• **PROVIDED DATA**:
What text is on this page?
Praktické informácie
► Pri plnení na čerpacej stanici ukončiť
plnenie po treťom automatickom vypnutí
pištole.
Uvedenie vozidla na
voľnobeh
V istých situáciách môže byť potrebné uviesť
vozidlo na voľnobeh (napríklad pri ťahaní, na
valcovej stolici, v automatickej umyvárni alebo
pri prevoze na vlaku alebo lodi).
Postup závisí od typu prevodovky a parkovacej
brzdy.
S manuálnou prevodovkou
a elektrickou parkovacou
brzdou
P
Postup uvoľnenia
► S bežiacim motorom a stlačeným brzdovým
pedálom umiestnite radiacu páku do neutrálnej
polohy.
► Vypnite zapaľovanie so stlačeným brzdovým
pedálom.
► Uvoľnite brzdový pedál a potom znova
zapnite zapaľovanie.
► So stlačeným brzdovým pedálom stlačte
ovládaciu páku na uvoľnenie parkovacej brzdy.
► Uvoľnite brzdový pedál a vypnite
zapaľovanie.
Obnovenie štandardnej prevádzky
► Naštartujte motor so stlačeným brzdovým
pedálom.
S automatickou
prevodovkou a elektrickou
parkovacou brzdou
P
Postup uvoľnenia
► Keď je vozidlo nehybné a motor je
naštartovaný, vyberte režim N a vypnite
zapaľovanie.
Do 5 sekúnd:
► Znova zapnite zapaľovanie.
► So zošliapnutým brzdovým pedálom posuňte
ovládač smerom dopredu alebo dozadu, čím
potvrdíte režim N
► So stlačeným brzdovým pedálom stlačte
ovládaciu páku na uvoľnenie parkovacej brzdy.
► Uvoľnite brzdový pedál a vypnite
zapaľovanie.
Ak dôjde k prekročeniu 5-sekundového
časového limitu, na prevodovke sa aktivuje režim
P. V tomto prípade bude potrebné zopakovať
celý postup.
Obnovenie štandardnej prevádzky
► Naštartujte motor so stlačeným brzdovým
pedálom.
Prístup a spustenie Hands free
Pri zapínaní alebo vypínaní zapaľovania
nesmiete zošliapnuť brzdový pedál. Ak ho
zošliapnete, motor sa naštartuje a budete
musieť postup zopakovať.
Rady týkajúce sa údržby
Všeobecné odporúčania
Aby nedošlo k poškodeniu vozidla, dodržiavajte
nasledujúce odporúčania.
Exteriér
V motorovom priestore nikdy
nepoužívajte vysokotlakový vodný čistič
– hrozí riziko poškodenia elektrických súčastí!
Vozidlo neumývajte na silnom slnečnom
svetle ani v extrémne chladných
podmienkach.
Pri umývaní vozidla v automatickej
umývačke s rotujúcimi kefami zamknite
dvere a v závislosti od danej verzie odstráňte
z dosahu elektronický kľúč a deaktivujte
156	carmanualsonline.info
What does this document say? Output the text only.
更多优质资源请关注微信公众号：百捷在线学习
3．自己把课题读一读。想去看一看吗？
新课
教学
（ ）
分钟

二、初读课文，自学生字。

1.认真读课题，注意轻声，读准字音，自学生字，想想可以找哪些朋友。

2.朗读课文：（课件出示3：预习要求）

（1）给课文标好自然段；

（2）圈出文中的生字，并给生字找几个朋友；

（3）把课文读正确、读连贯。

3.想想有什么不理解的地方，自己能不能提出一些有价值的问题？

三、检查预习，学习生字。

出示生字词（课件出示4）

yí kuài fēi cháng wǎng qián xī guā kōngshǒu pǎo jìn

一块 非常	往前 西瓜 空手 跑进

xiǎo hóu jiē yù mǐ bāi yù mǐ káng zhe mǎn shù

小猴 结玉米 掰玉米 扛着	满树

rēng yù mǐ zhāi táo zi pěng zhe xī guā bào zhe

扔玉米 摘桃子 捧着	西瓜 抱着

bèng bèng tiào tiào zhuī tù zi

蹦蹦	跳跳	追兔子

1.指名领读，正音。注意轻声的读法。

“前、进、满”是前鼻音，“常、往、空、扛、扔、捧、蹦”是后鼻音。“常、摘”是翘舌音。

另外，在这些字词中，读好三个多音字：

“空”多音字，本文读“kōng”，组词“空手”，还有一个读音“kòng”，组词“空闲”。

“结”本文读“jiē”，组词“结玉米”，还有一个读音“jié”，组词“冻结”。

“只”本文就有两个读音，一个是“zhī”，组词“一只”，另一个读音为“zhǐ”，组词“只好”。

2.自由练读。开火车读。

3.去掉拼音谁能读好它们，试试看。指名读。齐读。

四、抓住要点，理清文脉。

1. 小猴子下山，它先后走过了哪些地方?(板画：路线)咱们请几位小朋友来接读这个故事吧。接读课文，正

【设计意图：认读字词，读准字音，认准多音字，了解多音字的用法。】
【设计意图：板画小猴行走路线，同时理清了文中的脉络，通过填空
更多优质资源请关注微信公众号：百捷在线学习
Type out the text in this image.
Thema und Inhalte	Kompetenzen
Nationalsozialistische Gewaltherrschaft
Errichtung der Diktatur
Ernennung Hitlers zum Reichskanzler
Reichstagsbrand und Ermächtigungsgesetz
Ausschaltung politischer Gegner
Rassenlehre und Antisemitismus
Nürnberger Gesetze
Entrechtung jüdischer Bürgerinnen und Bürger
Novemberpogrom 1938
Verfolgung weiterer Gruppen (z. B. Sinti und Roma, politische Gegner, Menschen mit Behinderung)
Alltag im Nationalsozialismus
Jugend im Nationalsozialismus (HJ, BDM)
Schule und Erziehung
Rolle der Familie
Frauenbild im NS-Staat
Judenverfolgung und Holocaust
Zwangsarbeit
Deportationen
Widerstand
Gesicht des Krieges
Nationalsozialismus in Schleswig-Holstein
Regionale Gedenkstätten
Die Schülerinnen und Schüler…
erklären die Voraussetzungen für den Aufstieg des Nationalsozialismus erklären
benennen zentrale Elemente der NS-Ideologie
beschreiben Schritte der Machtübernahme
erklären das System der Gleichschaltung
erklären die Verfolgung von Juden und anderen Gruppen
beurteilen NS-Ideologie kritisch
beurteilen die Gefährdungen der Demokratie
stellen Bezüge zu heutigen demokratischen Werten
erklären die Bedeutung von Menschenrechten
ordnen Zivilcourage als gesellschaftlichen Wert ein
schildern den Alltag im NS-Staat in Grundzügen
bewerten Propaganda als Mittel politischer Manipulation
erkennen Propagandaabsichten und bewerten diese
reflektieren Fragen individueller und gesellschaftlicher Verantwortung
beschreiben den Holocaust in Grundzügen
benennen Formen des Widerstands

• **JOB**: Pull every line containing "erklären" out of the data above.

• **OUTPUT OF THE EXERCISE**:
erklären die Voraussetzungen für den Aufstieg des Nationalsozialismus erklären
erklären das System der Gleichschaltung
erklären die Verfolgung von Juden und anderen Gruppen
erklären die Bedeutung von Menschenrechten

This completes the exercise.